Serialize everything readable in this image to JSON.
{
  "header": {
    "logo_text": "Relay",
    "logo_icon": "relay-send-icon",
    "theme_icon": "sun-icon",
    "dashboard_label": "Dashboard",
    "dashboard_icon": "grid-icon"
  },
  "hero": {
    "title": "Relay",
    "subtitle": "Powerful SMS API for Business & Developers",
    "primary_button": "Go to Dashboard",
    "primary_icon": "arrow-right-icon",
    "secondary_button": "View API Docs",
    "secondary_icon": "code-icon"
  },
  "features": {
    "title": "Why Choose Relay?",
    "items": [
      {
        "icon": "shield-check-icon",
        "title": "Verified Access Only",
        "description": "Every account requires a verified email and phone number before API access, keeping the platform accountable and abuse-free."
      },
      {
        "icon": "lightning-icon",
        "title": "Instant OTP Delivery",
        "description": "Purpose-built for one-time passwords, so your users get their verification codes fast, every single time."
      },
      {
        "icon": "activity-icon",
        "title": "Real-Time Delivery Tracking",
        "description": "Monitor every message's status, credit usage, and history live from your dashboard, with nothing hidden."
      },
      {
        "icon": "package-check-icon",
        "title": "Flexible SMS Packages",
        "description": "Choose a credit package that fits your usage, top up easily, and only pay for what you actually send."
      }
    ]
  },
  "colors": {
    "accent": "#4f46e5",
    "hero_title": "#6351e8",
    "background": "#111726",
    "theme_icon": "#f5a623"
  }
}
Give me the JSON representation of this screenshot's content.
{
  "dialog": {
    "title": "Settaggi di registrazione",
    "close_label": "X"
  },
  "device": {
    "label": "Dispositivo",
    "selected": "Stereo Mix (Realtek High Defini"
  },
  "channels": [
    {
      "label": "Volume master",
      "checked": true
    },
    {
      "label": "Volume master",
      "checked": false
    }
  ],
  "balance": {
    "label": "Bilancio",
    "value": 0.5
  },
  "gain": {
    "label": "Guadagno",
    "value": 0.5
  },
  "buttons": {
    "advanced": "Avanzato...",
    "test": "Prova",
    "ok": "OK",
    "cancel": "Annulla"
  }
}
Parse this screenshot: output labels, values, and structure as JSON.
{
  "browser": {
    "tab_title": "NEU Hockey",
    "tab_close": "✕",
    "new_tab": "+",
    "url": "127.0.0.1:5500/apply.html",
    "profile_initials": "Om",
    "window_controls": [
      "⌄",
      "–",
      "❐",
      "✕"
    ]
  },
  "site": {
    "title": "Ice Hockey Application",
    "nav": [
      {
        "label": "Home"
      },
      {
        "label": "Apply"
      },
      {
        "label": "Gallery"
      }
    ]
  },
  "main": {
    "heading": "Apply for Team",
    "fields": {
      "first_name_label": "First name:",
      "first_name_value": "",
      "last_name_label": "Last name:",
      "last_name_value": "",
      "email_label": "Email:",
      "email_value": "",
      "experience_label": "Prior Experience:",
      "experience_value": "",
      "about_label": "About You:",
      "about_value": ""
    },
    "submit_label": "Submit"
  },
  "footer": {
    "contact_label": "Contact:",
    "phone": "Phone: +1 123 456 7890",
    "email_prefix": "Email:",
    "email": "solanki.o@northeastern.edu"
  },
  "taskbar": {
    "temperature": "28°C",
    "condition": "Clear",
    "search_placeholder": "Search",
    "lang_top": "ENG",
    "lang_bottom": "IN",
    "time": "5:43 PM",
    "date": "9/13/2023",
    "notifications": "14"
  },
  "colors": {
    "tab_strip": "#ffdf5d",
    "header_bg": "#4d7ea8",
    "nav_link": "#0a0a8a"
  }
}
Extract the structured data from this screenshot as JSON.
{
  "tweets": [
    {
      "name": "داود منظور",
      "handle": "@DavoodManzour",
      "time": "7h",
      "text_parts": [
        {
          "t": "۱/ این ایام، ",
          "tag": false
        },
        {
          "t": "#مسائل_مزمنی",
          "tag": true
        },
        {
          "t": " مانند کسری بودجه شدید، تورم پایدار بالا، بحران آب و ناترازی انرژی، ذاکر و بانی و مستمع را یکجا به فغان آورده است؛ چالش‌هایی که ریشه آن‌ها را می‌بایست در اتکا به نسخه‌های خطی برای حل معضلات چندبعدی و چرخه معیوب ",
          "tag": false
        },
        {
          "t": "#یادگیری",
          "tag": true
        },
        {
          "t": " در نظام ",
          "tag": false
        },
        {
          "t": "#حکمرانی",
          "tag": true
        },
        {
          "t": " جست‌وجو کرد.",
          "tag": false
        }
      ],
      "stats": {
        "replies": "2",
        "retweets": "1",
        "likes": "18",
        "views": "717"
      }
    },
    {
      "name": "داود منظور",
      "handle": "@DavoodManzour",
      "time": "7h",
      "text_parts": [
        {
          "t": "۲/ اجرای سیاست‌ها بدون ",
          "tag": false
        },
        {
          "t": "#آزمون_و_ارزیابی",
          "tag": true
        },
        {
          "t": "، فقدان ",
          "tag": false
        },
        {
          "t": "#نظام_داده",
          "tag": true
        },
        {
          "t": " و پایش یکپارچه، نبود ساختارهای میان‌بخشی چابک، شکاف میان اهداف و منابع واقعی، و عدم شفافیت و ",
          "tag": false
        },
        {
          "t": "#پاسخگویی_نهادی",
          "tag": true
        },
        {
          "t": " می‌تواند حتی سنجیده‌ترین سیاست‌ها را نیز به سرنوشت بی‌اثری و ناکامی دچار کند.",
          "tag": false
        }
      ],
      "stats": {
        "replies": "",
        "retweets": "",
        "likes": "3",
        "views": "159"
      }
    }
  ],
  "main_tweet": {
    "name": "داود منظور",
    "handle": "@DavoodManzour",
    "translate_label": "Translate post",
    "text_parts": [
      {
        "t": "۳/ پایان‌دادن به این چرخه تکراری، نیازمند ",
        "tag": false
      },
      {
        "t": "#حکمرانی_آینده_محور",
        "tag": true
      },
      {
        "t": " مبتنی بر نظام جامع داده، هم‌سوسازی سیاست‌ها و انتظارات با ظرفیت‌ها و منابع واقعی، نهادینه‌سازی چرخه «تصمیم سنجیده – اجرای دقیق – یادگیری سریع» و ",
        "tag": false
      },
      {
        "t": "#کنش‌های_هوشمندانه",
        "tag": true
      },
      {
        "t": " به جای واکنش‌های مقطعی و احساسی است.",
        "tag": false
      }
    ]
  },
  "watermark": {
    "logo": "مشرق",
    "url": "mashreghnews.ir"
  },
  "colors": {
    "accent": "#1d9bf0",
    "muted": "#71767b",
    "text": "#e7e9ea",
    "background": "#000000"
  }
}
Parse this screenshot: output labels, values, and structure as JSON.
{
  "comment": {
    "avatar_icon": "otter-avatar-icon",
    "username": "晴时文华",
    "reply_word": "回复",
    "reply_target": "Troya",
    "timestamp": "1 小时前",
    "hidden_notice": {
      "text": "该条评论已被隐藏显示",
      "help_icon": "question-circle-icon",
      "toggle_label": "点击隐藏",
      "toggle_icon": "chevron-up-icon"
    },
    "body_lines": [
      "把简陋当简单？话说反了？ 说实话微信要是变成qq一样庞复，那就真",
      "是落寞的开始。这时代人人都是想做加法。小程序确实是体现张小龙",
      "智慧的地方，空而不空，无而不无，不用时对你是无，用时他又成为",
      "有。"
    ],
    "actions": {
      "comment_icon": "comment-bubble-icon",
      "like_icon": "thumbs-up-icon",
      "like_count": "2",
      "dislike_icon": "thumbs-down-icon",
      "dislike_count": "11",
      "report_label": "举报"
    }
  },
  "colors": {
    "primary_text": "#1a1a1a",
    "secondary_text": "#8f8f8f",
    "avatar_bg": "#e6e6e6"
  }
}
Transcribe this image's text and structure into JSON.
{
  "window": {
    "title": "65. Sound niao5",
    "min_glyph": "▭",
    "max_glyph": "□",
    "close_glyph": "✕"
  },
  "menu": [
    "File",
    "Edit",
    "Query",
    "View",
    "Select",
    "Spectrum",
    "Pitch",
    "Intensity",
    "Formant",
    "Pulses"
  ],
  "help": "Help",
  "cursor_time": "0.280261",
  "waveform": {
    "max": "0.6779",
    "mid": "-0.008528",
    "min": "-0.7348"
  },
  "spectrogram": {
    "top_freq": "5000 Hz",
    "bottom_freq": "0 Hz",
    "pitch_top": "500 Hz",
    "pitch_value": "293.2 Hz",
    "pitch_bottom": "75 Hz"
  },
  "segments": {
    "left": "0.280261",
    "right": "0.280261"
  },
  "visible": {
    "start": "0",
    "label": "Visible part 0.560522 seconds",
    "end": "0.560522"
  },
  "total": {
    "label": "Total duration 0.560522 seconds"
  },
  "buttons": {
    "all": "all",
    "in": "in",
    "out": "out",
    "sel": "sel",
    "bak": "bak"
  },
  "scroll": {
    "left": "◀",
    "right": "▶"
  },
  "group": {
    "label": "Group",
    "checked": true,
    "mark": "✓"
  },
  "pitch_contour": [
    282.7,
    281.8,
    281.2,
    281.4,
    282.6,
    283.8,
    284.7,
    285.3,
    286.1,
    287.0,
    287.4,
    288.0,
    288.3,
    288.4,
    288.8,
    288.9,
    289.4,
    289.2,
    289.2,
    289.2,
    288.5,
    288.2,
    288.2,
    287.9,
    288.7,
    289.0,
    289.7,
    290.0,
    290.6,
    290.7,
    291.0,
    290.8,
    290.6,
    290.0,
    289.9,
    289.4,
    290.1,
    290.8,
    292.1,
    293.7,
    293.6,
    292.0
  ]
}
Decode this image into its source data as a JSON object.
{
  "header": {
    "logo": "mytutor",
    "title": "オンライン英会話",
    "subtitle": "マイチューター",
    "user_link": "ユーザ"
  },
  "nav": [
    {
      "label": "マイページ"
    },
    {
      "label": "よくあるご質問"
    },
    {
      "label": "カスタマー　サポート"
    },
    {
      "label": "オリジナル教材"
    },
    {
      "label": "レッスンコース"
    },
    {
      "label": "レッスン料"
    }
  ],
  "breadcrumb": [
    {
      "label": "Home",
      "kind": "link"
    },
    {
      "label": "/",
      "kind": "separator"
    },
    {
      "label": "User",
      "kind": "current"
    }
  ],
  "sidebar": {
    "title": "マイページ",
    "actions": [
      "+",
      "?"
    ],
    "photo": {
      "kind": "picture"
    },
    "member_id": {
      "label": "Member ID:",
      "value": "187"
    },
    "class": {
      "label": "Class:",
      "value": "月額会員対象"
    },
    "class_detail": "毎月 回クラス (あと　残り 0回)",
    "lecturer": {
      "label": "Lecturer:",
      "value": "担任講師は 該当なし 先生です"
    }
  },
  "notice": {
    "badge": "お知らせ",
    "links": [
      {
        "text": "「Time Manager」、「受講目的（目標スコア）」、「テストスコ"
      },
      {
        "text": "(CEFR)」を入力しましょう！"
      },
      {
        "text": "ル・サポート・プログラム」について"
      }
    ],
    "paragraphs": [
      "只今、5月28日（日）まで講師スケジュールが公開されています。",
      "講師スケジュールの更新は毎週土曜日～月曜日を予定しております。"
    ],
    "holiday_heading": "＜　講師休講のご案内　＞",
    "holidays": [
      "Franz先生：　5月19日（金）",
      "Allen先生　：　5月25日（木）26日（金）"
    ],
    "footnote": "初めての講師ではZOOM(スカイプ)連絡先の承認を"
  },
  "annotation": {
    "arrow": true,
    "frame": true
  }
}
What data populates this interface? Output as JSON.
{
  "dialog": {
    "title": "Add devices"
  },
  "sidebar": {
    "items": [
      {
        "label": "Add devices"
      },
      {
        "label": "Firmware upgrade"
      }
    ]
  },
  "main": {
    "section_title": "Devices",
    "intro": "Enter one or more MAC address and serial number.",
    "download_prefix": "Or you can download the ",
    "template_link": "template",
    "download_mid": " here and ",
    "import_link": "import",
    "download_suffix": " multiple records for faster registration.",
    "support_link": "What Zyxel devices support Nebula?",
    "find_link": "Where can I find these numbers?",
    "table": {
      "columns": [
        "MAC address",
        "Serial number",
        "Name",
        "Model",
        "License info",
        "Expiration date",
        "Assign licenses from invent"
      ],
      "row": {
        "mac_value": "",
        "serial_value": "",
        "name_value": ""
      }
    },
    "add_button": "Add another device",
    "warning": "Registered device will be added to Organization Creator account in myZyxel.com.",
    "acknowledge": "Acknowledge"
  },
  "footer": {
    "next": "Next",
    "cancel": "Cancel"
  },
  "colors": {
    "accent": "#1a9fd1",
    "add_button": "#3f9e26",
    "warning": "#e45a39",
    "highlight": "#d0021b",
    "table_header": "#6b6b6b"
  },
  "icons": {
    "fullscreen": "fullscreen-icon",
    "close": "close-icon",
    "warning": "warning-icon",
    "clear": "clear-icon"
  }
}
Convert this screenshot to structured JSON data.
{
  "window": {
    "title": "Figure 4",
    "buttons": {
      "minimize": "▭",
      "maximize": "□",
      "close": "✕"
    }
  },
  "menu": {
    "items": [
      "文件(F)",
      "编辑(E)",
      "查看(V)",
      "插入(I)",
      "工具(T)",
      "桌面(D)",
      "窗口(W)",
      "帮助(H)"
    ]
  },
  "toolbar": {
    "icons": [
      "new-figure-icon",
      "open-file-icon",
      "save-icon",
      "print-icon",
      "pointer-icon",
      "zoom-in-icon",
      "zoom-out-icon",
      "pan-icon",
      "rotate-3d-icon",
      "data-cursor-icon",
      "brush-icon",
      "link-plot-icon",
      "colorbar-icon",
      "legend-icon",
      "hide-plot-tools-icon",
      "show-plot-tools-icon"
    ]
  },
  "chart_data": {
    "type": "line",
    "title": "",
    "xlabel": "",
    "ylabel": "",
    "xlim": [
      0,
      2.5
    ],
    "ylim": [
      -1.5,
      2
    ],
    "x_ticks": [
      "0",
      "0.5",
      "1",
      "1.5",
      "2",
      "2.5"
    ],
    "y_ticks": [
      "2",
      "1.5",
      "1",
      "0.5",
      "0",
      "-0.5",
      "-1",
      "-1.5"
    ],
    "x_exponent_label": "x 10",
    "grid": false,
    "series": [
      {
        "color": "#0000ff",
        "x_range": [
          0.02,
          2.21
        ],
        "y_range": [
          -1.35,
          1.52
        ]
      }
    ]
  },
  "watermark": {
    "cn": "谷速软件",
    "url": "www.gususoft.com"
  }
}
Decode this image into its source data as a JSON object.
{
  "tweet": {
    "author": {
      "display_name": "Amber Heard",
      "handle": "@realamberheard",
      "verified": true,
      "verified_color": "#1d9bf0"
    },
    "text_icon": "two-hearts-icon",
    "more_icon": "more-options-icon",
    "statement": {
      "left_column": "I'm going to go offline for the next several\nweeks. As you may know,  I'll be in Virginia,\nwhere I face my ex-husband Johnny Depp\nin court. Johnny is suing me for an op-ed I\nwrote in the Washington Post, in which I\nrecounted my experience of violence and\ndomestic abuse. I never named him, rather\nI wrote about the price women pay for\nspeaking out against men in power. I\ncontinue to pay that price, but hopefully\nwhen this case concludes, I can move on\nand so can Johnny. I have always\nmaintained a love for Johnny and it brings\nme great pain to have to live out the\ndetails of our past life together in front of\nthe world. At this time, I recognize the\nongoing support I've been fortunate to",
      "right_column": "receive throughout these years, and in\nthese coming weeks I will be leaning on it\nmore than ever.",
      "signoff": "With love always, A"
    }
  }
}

■ ■ ■

[Set task] Look through the entries and work out how many lines have the word "Hockey" in them; reply with that number only.

[Finished exercise] 2